[Dataset rows about figures]

■ ■ ■ ■ ■

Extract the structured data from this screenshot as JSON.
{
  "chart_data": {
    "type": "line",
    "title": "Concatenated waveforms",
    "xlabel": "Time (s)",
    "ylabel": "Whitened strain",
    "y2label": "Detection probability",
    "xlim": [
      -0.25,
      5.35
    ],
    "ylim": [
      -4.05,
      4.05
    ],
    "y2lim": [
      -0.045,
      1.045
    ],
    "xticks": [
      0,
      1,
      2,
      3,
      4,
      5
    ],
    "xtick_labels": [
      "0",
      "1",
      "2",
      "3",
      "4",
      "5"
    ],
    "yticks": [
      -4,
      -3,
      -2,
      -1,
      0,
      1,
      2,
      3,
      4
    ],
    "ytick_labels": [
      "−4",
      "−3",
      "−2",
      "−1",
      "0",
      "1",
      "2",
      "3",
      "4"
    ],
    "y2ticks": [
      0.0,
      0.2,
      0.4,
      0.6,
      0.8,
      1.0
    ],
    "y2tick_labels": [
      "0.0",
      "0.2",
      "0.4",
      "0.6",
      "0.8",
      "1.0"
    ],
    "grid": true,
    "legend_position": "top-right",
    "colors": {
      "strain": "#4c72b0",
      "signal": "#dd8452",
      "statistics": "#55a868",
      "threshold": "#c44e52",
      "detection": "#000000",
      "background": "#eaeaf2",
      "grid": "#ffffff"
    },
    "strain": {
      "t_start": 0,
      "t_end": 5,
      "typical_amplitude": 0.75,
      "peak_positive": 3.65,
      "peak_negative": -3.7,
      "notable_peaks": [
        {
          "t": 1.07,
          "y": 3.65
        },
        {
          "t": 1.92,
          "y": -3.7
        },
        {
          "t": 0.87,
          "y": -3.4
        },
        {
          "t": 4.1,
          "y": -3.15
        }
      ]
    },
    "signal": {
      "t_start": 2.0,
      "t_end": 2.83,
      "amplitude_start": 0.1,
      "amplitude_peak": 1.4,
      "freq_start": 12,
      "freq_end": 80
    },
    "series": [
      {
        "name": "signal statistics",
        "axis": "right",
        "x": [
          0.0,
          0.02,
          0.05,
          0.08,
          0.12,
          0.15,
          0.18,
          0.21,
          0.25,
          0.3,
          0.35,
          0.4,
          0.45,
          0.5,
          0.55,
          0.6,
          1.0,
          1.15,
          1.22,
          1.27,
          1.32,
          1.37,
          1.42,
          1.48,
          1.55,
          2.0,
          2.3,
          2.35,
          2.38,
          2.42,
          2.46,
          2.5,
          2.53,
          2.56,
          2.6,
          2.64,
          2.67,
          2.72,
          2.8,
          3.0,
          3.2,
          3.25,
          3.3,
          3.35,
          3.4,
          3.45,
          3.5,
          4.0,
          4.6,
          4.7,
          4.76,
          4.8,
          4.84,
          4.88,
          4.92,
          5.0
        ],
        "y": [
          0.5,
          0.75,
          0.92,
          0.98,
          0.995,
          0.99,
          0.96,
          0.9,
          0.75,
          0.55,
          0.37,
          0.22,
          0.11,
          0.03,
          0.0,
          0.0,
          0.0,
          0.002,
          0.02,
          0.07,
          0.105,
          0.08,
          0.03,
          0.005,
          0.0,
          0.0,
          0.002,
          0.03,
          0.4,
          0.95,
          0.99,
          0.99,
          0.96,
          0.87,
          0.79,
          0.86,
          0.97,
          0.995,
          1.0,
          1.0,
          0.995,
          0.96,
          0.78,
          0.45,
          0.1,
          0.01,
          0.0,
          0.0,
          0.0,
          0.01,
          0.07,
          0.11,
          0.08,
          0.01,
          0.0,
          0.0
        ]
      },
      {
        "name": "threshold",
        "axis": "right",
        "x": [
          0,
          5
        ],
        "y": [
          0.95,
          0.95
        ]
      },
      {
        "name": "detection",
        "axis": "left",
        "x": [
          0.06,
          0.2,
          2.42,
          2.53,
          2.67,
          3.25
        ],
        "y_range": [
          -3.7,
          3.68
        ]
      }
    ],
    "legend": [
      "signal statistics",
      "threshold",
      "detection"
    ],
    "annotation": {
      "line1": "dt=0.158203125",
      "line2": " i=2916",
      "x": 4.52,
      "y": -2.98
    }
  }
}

■ ■ ■ ■ ■

_Short problem_
The records above must be repeated exactly, every one of them.

_Result of this exercise_
Extract the structured data from this screenshot as JSON.
{
  "chart_data": {
    "type": "line",
    "title": "Concatenated waveforms",
    "xlabel": "Time (s)",
    "ylabel": "Whitened strain",
    "y2label": "Detection probability",
    "xlim": [
      -0.25,
      5.35
    ],
    "ylim": [
      -4.05,
      4.05
    ],
    "y2lim": [
      -0.045,
      1.045
    ],
    "xticks": [
      0,
      1,
      2,
      3,
      4,
      5
    ],
    "xtick_labels": [
      "0",
      "1",
      "2",
      "3",
      "4",
      "5"
    ],
    "yticks": [
      -4,
      -3,
      -2,
      -1,
      0,
      1,
      2,
      3,
      4
    ],
    "ytick_labels": [
      "−4",
      "−3",
      "−2",
      "−1",
      "0",
      "1",
      "2",
      "3",
      "4"
    ],
    "y2ticks": [
      0.0,
      0.2,
      0.4,
      0.6,
      0.8,
      1.0
    ],
    "y2tick_labels": [
      "0.0",
      "0.2",
      "0.4",
      "0.6",
      "0.8",
      "1.0"
    ],
    "grid": true,
    "legend_position": "top-right",
    "colors": {
      "strain": "#4c72b0",
      "signal": "#dd8452",
      "statistics": "#55a868",
      "threshold": "#c44e52",
      "detection": "#000000",
      "background": "#eaeaf2",
      "grid": "#ffffff"
    },
    "strain": {
      "t_start": 0,
      "t_end": 5,
      "typical_amplitude": 0.75,
      "peak_positive": 3.65,
      "peak_negative": -3.7,
      "notable_peaks": [
        {
          "t": 1.07,
          "y": 3.65
        },
        {
          "t": 1.92,
          "y": -3.7
        },
        {
          "t": 0.87,
          "y": -3.4
        },
        {
          "t": 4.1,
          "y": -3.15
        }
      ]
    },
    "signal": {
      "t_start": 2.0,
      "t_end": 2.83,
      "amplitude_start": 0.1,
      "amplitude_peak": 1.4,
      "freq_start": 12,
      "freq_end": 80
    },
    "series": [
      {
        "name": "signal statistics",
        "axis": "right",
        "x": [
          0.0,
          0.02,
          0.05,
          0.08,
          0.12,
          0.15,
          0.18,
          0.21,
          0.25,
          0.3,
          0.35,
          0.4,
          0.45,
          0.5,
          0.55,
          0.6,
          1.0,
          1.15,
          1.22,
          1.27,
          1.32,
          1.37,
          1.42,
          1.48,
          1.55,
          2.0,
          2.3,
          2.35,
          2.38,
          2.42,
          2.46,
          2.5,
          2.53,
          2.56,
          2.6,
          2.64,
          2.67,
          2.72,
          2.8,
          3.0,
          3.2,
          3.25,
          3.3,
          3.35,
          3.4,
          3.45,
          3.5,
          4.0,
          4.6,
          4.7,
          4.76,
          4.8,
          4.84,
          4.88,
          4.92,
          5.0
        ],
        "y": [
          0.5,
          0.75,
          0.92,
          0.98,
          0.995,
          0.99,
          0.96,
          0.9,
          0.75,
          0.55,
          0.37,
          0.22,
          0.11,
          0.03,
          0.0,
          0.0,
          0.0,
          0.002,
          0.02,
          0.07,
          0.105,
          0.08,
          0.03,
          0.005,
          0.0,
          0.0,
          0.002,
          0.03,
          0.4,
          0.95,
          0.99,
          0.99,
          0.96,
          0.87,
          0.79,
          0.86,
          0.97,
          0.995,
          1.0,
          1.0,
          0.995,
          0.96,
          0.78,
          0.45,
          0.1,
          0.01,
          0.0,
          0.0,
          0.0,
          0.01,
          0.07,
          0.11,
          0.08,
          0.01,
          0.0,
          0.0
        ]
      },
      {
        "name": "threshold",
        "axis": "right",
        "x": [
          0,
          5
        ],
        "y": [
          0.95,
          0.95
        ]
      },
      {
        "name": "detection",
        "axis": "left",
        "x": [
          0.06,
          0.2,
          2.42,
          2.53,
          2.67,
          3.25
        ],
        "y_range": [
          -3.7,
          3.68
        ]
      }
    ],
    "legend": [
      "signal statistics",
      "threshold",
      "detection"
    ],
    "annotation": {
      "line1": "dt=0.158203125",
      "line2": " i=2916",
      "x": 4.52,
      "y": -2.98
    }
  }
}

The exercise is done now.